Search the data for "title". Each line containing it is to be copied.

**Excerpted data**
== Segment start ==

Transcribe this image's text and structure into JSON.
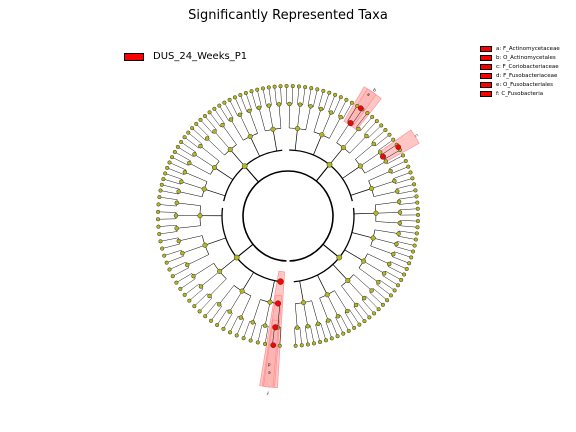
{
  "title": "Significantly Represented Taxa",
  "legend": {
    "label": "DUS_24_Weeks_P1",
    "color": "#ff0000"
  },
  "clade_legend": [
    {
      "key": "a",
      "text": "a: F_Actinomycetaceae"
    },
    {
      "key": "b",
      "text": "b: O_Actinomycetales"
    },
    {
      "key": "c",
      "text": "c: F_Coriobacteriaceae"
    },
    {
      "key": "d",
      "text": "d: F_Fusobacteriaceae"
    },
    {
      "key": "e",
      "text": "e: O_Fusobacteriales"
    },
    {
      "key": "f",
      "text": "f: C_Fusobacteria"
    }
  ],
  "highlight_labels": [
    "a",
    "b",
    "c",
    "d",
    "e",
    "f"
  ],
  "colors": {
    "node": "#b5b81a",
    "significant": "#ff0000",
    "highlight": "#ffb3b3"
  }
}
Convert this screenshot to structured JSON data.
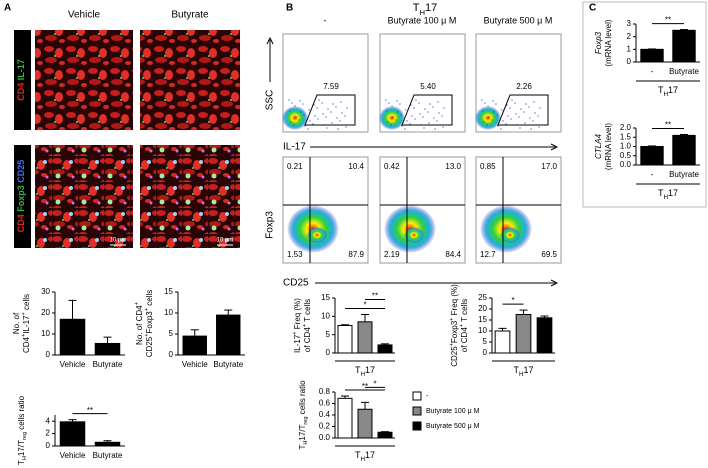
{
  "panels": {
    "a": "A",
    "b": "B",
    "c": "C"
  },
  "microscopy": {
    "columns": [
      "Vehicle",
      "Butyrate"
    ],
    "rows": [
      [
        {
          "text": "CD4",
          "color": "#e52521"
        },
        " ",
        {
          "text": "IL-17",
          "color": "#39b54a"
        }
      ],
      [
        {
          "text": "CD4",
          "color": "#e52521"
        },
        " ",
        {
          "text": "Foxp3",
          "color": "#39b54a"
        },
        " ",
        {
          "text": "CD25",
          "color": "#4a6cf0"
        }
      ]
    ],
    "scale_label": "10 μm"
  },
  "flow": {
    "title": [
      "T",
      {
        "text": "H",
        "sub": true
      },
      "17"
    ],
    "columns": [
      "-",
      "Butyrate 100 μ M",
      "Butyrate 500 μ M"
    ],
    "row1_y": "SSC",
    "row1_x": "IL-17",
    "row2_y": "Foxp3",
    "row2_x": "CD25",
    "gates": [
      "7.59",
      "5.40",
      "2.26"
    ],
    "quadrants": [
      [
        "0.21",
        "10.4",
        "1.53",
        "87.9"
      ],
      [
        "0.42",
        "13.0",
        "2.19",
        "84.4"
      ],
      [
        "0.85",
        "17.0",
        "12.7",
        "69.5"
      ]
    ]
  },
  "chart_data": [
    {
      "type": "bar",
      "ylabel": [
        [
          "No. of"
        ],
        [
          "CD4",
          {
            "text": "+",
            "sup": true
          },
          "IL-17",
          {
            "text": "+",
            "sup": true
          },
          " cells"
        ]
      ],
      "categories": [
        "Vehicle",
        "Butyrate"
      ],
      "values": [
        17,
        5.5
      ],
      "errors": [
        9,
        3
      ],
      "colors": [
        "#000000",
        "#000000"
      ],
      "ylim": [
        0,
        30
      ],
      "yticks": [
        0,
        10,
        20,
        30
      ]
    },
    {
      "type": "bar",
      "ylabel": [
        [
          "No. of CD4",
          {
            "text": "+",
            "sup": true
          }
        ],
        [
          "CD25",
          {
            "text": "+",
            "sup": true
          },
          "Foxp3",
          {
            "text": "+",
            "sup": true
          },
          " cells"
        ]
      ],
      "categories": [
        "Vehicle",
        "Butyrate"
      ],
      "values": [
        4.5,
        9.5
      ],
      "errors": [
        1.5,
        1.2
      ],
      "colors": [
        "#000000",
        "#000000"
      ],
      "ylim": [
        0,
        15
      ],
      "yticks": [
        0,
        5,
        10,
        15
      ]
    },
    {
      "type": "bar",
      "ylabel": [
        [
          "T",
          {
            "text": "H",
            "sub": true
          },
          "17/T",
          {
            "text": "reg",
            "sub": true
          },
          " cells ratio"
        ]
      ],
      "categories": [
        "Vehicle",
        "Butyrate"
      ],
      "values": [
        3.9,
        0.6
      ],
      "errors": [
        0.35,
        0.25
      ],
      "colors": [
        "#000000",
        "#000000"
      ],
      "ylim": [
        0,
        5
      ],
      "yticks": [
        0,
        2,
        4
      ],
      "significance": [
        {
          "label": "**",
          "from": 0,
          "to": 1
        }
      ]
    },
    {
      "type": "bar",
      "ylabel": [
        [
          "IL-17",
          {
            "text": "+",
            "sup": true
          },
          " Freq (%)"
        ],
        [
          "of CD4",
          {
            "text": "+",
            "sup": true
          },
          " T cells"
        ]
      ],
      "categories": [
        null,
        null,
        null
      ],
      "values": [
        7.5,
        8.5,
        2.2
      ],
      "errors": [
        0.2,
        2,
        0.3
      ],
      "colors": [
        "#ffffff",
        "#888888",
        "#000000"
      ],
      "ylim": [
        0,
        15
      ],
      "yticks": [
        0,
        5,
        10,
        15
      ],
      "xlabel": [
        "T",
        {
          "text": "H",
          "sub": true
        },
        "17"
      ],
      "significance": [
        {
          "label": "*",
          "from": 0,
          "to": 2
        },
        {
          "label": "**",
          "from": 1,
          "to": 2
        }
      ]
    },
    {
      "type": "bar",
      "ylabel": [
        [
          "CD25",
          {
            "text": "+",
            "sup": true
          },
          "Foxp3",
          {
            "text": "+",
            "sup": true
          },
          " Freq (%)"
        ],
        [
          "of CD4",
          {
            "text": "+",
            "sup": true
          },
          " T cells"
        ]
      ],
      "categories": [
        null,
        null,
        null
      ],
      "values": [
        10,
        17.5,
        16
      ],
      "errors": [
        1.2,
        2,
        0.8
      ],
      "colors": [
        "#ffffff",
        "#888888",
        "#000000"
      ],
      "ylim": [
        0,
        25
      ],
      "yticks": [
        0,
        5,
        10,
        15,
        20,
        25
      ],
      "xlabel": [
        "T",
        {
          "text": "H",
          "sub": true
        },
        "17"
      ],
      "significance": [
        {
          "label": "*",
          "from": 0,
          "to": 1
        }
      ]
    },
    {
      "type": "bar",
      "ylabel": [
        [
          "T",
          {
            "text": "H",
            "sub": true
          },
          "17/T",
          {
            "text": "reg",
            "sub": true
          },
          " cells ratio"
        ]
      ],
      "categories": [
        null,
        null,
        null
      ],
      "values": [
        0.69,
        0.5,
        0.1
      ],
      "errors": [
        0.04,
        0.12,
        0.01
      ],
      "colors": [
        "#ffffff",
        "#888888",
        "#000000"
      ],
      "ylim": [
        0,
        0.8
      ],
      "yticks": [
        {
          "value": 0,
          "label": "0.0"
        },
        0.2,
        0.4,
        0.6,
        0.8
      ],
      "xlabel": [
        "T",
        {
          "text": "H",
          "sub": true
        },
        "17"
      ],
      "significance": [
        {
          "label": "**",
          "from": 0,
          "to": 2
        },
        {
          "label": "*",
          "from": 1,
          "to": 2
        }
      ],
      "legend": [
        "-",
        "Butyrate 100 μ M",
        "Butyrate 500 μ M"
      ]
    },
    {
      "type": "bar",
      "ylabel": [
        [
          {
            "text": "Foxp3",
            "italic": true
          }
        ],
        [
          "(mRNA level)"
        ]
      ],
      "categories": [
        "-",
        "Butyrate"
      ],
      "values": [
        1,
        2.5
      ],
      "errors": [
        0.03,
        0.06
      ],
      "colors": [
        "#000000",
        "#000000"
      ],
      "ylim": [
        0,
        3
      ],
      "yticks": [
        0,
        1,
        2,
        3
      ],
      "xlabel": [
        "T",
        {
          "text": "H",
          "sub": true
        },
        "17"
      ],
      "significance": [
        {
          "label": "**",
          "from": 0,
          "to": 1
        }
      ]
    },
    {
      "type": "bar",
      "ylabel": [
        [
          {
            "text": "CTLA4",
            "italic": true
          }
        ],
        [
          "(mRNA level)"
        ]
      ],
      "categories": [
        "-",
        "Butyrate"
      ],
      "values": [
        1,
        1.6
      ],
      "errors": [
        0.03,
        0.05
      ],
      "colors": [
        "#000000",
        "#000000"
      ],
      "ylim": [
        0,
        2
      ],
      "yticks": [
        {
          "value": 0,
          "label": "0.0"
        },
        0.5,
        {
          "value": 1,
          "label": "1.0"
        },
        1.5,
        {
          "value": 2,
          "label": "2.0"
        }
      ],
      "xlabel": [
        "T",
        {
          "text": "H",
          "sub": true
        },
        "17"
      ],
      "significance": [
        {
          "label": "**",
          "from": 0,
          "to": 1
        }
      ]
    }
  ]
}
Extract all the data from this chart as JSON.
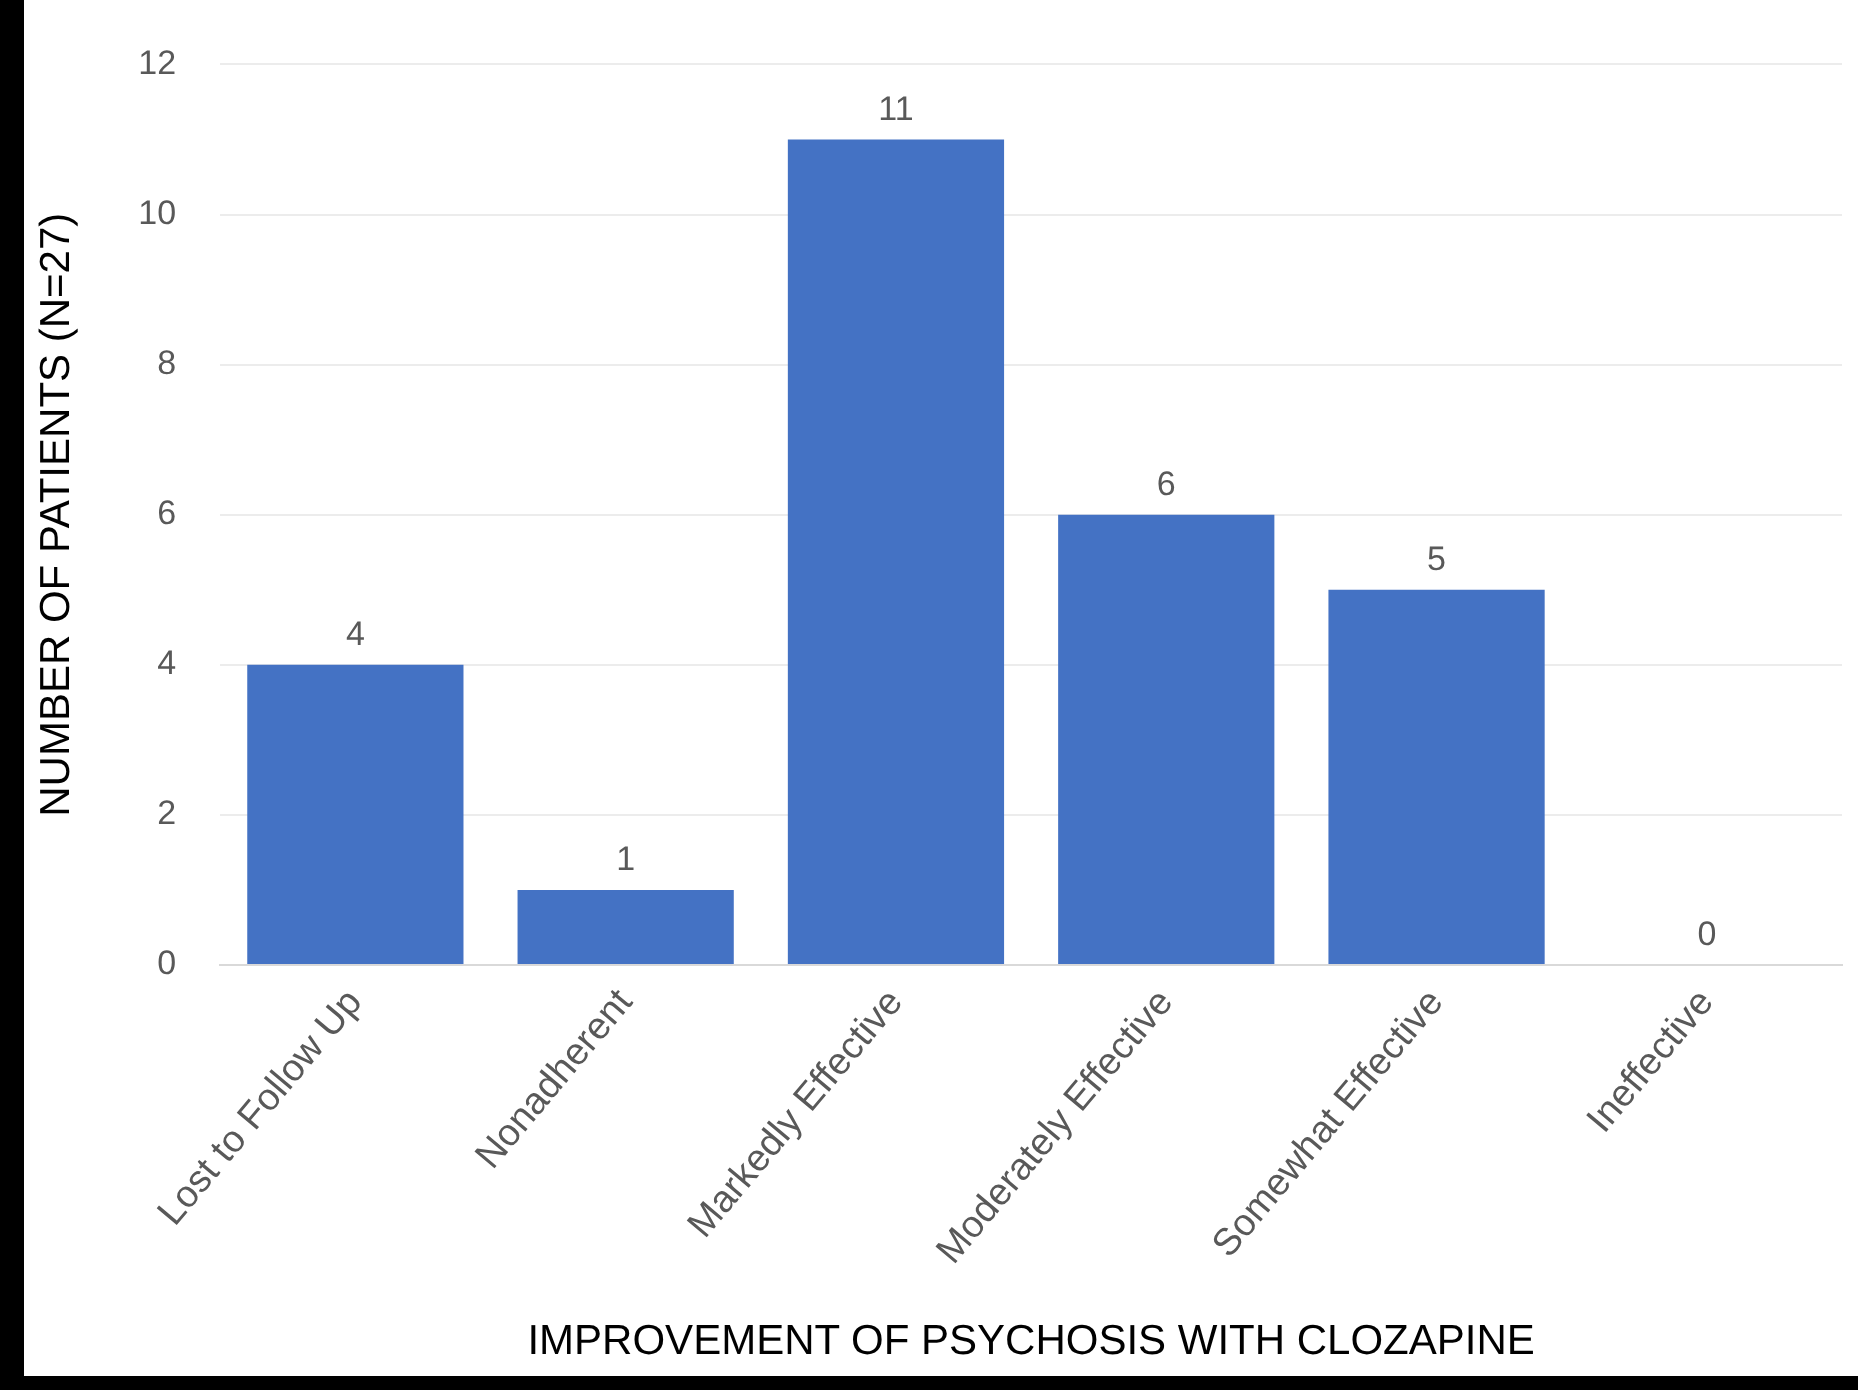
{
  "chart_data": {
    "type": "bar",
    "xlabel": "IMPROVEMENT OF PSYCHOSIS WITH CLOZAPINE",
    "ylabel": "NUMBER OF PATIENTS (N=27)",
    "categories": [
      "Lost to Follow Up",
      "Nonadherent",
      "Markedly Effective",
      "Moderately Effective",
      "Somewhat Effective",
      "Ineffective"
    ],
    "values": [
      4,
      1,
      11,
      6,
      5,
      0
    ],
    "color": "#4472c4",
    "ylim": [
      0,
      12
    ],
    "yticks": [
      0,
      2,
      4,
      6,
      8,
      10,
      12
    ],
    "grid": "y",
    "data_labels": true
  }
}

== Segment end ==

**Reply**
  "title": "Significantly Represented Taxa",
    "title": [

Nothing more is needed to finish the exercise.